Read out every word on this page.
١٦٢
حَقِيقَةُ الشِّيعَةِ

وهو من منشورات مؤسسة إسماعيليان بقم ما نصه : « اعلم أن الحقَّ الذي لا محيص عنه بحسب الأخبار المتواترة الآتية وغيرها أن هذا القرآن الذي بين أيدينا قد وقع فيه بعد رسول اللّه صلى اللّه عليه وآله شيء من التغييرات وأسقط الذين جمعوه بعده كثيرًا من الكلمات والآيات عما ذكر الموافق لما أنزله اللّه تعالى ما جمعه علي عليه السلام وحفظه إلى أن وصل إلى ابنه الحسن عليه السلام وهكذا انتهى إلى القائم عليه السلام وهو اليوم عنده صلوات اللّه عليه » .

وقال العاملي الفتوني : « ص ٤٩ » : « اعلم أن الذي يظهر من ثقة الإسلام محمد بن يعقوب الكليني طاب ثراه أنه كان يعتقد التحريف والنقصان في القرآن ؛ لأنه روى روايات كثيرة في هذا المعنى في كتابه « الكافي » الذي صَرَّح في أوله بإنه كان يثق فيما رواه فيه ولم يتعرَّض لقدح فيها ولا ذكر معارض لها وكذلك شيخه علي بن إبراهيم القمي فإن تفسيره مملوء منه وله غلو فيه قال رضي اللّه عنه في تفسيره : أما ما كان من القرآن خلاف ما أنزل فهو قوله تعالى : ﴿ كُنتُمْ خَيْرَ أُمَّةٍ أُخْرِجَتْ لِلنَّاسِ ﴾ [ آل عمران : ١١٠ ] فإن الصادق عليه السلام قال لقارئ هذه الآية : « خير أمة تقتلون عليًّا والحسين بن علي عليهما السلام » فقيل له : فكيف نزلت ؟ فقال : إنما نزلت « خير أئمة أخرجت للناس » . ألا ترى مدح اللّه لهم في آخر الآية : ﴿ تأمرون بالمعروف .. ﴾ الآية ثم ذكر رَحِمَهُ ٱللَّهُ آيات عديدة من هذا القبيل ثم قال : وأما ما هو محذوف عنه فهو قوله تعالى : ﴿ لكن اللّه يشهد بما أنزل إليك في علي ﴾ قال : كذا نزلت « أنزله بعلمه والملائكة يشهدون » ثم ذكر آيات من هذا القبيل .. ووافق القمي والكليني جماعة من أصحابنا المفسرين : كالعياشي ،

•••

#### INSTRUCTIONS TO FOLLOW
Restate the whole of the material exactly.

#### REPLY
Read out every word on this page.
١٦٢
حَقِيقَةُ الشِّيعَةِ

وهو من منشورات مؤسسة إسماعيليان بقم ما نصه : « اعلم أن الحقَّ الذي لا محيص عنه بحسب الأخبار المتواترة الآتية وغيرها أن هذا القرآن الذي بين أيدينا قد وقع فيه بعد رسول اللّه صلى اللّه عليه وآله شيء من التغييرات وأسقط الذين جمعوه بعده كثيرًا من الكلمات والآيات عما ذكر الموافق لما أنزله اللّه تعالى ما جمعه علي عليه السلام وحفظه إلى أن وصل إلى ابنه الحسن عليه السلام وهكذا انتهى إلى القائم عليه السلام وهو اليوم عنده صلوات اللّه عليه » .

وقال العاملي الفتوني : « ص ٤٩ » : « اعلم أن الذي يظهر من ثقة الإسلام محمد بن يعقوب الكليني طاب ثراه أنه كان يعتقد التحريف والنقصان في القرآن ؛ لأنه روى روايات كثيرة في هذا المعنى في كتابه « الكافي » الذي صَرَّح في أوله بإنه كان يثق فيما رواه فيه ولم يتعرَّض لقدح فيها ولا ذكر معارض لها وكذلك شيخه علي بن إبراهيم القمي فإن تفسيره مملوء منه وله غلو فيه قال رضي اللّه عنه في تفسيره : أما ما كان من القرآن خلاف ما أنزل فهو قوله تعالى : ﴿ كُنتُمْ خَيْرَ أُمَّةٍ أُخْرِجَتْ لِلنَّاسِ ﴾ [ آل عمران : ١١٠ ] فإن الصادق عليه السلام قال لقارئ هذه الآية : « خير أمة تقتلون عليًّا والحسين بن علي عليهما السلام » فقيل له : فكيف نزلت ؟ فقال : إنما نزلت « خير أئمة أخرجت للناس » . ألا ترى مدح اللّه لهم في آخر الآية : ﴿ تأمرون بالمعروف .. ﴾ الآية ثم ذكر رَحِمَهُ ٱللَّهُ آيات عديدة من هذا القبيل ثم قال : وأما ما هو محذوف عنه فهو قوله تعالى : ﴿ لكن اللّه يشهد بما أنزل إليك في علي ﴾ قال : كذا نزلت « أنزله بعلمه والملائكة يشهدون » ثم ذكر آيات من هذا القبيل .. ووافق القمي والكليني جماعة من أصحابنا المفسرين : كالعياشي ،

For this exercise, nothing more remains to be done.